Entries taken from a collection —

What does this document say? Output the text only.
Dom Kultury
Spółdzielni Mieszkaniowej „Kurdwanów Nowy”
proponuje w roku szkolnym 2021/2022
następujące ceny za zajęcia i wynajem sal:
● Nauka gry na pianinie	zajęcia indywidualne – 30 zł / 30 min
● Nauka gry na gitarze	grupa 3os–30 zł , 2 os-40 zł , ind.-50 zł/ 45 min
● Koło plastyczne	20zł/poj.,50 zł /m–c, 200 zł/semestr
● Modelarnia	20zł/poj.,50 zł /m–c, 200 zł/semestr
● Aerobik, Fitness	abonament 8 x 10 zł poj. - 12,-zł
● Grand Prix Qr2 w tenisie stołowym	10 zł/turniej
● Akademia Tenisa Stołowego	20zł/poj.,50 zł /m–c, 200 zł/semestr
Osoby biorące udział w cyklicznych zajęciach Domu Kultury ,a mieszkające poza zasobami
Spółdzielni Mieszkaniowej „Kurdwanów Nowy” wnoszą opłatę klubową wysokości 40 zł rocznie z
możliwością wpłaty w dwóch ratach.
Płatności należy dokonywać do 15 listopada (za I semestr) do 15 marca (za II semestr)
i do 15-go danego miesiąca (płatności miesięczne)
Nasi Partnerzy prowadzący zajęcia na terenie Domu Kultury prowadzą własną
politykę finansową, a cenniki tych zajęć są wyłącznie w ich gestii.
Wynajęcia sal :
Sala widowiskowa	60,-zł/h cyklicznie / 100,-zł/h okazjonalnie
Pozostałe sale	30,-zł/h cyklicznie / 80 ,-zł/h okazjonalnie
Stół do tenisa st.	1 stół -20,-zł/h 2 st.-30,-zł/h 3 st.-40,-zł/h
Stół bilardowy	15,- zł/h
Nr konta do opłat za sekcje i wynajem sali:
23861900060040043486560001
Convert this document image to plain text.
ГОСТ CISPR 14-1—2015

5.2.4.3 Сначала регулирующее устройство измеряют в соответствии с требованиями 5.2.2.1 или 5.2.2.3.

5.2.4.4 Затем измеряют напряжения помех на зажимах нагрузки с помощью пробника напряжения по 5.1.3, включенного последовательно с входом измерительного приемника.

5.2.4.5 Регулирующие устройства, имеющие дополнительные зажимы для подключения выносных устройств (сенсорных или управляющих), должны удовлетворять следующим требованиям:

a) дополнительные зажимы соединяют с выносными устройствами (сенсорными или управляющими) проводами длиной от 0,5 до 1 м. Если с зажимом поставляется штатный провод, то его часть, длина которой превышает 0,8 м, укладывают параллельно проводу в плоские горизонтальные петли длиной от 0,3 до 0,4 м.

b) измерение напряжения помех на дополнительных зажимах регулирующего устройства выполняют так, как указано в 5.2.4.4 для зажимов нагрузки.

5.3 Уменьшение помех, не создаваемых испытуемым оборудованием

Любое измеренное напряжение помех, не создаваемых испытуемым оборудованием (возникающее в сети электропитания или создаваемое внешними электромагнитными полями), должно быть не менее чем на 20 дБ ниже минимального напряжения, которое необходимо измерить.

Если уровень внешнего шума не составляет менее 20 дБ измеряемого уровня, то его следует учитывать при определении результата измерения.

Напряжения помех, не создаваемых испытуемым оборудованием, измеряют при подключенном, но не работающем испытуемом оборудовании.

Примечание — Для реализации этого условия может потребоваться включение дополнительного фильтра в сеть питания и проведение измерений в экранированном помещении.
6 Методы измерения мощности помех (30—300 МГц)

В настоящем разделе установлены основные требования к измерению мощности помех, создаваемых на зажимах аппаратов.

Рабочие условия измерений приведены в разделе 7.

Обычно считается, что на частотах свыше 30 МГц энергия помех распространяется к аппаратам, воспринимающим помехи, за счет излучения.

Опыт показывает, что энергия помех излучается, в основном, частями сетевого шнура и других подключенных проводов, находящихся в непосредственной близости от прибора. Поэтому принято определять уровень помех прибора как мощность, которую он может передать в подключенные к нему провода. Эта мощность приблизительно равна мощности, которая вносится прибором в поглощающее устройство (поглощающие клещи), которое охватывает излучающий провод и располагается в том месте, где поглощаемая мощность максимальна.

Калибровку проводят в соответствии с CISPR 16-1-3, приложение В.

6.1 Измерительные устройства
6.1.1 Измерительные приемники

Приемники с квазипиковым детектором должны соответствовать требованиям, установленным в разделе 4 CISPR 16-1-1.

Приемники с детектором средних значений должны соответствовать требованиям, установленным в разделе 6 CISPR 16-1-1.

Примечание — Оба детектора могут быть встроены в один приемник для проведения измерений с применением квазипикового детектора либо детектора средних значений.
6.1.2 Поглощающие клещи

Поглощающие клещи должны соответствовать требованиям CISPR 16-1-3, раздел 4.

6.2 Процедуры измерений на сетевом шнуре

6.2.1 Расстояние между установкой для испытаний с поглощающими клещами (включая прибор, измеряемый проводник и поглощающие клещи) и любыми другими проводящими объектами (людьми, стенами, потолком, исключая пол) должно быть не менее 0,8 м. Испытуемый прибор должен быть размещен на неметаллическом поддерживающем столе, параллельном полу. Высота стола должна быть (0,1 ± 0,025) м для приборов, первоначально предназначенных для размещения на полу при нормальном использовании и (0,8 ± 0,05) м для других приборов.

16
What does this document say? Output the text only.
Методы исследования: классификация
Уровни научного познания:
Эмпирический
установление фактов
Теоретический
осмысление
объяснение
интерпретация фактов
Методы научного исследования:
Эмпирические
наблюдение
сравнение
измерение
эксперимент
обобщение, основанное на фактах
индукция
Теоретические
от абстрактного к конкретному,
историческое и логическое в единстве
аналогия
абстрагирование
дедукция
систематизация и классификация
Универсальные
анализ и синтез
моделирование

What you have to do — Determine how many lines of the records above contain the word "Nauka", and report only that number.

Task answer — 2